── Records for processing

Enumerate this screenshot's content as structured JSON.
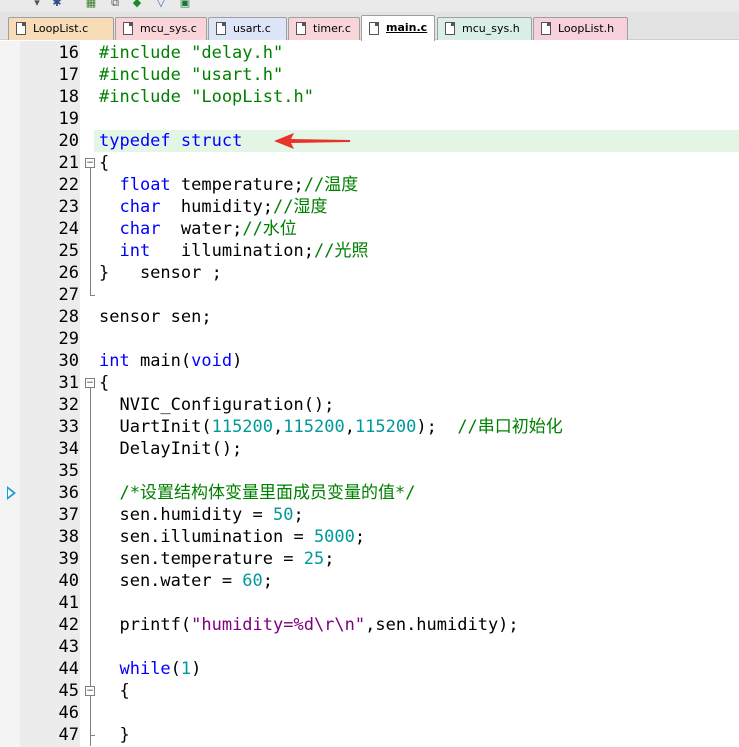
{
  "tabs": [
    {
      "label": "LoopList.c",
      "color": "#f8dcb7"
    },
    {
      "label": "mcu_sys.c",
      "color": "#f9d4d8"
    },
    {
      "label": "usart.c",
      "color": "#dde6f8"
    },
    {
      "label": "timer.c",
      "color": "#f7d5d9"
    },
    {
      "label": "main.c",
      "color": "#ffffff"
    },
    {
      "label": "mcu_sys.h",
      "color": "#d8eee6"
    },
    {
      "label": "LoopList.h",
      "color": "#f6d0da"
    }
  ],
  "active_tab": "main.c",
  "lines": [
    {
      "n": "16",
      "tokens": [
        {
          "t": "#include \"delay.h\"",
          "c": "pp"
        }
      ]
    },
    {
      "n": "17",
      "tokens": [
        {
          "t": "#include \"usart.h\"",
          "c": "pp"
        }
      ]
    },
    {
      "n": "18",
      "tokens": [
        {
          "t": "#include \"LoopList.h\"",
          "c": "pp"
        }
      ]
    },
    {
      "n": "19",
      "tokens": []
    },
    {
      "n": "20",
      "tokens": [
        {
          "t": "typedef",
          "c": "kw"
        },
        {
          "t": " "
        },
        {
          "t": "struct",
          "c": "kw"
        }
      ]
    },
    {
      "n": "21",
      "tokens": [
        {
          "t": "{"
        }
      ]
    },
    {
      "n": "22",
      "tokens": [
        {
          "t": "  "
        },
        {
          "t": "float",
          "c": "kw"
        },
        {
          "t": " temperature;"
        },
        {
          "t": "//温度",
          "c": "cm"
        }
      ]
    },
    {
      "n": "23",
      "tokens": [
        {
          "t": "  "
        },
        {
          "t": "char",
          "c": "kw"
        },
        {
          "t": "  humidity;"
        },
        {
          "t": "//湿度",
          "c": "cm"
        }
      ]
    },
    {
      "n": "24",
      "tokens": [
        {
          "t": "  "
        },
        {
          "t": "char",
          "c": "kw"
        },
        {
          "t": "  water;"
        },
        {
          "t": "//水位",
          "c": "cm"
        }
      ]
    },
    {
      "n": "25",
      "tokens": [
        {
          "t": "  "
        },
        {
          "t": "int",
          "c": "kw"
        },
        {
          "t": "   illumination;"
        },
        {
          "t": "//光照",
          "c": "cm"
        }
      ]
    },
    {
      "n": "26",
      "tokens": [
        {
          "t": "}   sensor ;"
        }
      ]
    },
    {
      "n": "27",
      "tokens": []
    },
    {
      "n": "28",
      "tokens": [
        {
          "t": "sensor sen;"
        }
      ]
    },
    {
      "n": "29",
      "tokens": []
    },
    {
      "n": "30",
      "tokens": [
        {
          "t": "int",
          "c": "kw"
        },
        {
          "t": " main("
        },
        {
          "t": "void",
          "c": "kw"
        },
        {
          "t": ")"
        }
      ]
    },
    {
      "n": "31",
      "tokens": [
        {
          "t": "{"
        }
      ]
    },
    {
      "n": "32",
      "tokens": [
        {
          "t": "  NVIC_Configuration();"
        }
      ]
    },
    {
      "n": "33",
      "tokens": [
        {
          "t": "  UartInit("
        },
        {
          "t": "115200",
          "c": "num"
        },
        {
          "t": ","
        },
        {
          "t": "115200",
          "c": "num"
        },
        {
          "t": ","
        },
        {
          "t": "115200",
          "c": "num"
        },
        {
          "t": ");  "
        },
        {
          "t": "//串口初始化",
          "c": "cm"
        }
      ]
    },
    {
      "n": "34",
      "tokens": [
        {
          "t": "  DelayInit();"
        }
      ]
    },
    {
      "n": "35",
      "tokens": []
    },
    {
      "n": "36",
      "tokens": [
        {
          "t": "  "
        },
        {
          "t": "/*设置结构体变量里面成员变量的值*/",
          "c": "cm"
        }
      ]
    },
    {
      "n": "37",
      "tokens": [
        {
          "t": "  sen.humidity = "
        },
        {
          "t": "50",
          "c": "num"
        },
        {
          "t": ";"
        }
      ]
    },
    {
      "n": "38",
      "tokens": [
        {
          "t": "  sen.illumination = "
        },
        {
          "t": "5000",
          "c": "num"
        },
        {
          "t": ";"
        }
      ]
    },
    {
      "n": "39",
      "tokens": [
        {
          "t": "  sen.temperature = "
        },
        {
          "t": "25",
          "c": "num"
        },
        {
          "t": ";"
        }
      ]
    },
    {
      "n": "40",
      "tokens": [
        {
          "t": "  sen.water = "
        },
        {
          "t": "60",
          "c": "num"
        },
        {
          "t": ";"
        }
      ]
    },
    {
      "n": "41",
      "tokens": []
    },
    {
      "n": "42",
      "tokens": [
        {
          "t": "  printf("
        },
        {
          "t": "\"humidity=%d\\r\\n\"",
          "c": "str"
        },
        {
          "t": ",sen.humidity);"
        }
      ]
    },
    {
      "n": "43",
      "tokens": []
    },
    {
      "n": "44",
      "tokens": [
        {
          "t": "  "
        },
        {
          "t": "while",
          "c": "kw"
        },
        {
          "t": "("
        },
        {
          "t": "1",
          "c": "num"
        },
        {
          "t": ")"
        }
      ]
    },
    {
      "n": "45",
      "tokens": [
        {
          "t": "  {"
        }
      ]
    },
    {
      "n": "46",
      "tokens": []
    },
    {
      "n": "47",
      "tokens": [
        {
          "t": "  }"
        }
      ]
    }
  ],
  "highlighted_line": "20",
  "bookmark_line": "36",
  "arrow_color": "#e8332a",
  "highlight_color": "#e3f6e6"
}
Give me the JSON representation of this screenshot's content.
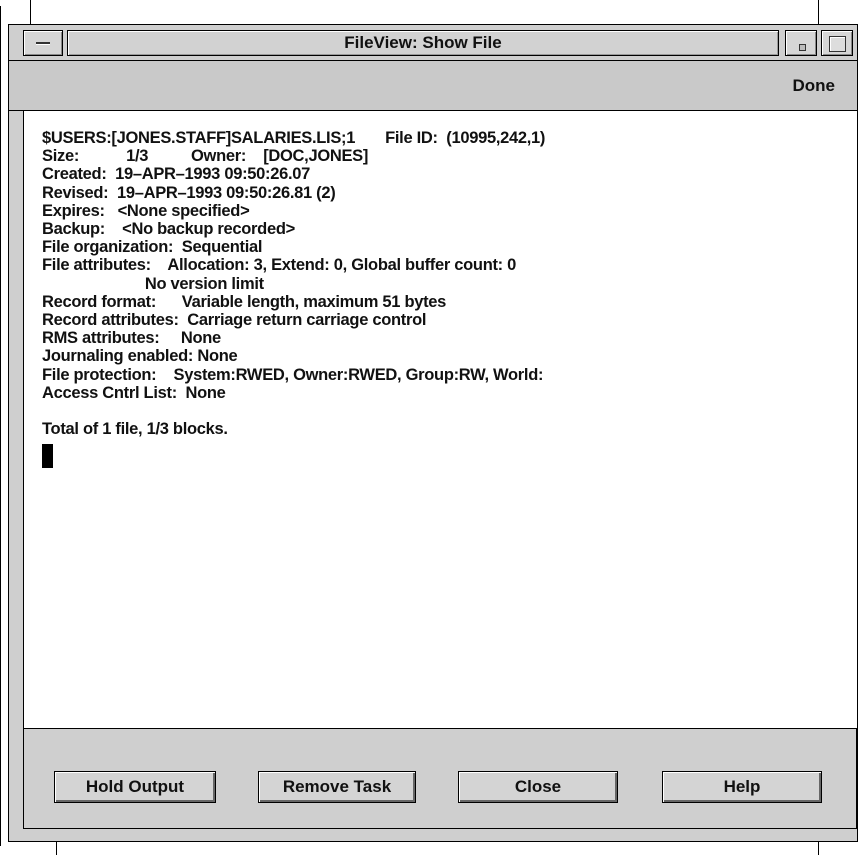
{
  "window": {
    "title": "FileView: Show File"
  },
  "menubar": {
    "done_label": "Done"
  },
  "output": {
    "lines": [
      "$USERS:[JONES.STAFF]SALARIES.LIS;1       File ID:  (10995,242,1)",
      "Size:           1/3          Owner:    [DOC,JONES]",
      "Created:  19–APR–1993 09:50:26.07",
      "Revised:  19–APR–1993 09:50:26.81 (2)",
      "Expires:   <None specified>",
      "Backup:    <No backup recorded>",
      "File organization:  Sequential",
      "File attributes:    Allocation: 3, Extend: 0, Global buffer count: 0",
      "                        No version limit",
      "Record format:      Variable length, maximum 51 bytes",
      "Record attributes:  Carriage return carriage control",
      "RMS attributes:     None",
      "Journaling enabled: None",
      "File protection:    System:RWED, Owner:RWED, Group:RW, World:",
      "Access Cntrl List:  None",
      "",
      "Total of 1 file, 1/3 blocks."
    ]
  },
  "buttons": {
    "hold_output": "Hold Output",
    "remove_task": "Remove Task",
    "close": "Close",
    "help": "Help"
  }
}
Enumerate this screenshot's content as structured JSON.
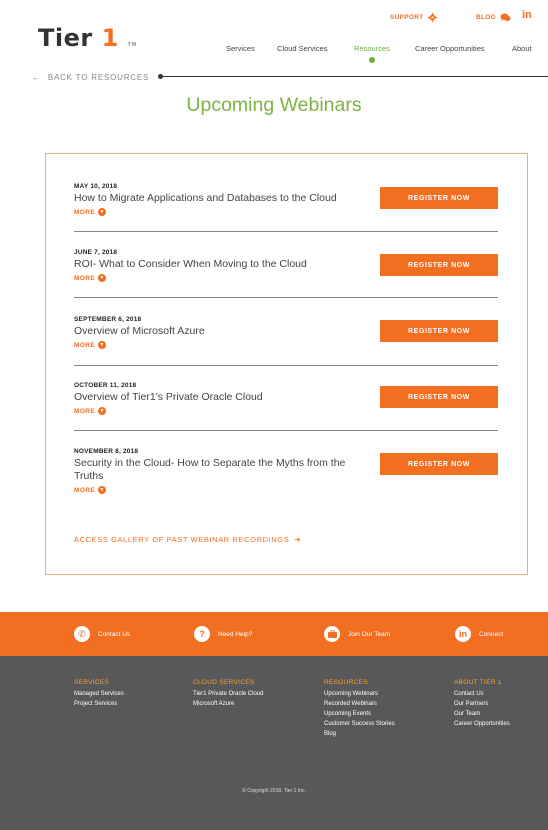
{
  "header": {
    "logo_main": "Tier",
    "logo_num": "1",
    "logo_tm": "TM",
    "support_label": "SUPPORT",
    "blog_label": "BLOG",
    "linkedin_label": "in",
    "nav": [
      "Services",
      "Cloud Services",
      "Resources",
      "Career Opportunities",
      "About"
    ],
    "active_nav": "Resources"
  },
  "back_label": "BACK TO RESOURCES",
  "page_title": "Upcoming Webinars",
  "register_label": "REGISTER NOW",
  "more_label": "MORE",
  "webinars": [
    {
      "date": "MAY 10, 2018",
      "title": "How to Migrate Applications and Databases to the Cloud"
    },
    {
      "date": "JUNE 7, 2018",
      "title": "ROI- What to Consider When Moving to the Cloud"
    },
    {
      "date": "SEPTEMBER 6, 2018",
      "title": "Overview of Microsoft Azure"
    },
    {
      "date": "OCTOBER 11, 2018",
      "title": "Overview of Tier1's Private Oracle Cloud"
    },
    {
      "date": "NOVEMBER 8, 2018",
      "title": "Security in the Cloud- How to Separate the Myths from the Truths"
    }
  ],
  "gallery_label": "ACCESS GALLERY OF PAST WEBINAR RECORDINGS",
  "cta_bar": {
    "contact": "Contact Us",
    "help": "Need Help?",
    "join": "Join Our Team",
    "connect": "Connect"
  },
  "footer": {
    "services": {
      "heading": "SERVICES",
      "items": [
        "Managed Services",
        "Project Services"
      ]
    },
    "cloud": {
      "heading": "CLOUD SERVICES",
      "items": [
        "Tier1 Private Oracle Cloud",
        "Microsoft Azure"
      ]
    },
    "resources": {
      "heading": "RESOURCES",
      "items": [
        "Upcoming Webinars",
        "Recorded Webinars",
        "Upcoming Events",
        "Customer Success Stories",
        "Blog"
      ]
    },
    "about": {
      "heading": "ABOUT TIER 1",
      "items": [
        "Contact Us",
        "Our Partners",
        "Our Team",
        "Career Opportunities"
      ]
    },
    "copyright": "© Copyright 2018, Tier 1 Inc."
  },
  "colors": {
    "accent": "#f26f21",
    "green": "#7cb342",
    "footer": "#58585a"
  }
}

────

■ **Short task**
From the listing above, collect every line that mentions the word "attributes".

■ **Result below**
      "File attributes:    Allocation: 3, Extend: 0, Global buffer count: 0",
      "Record attributes:  Carriage return carriage control",
      "RMS attributes:     None",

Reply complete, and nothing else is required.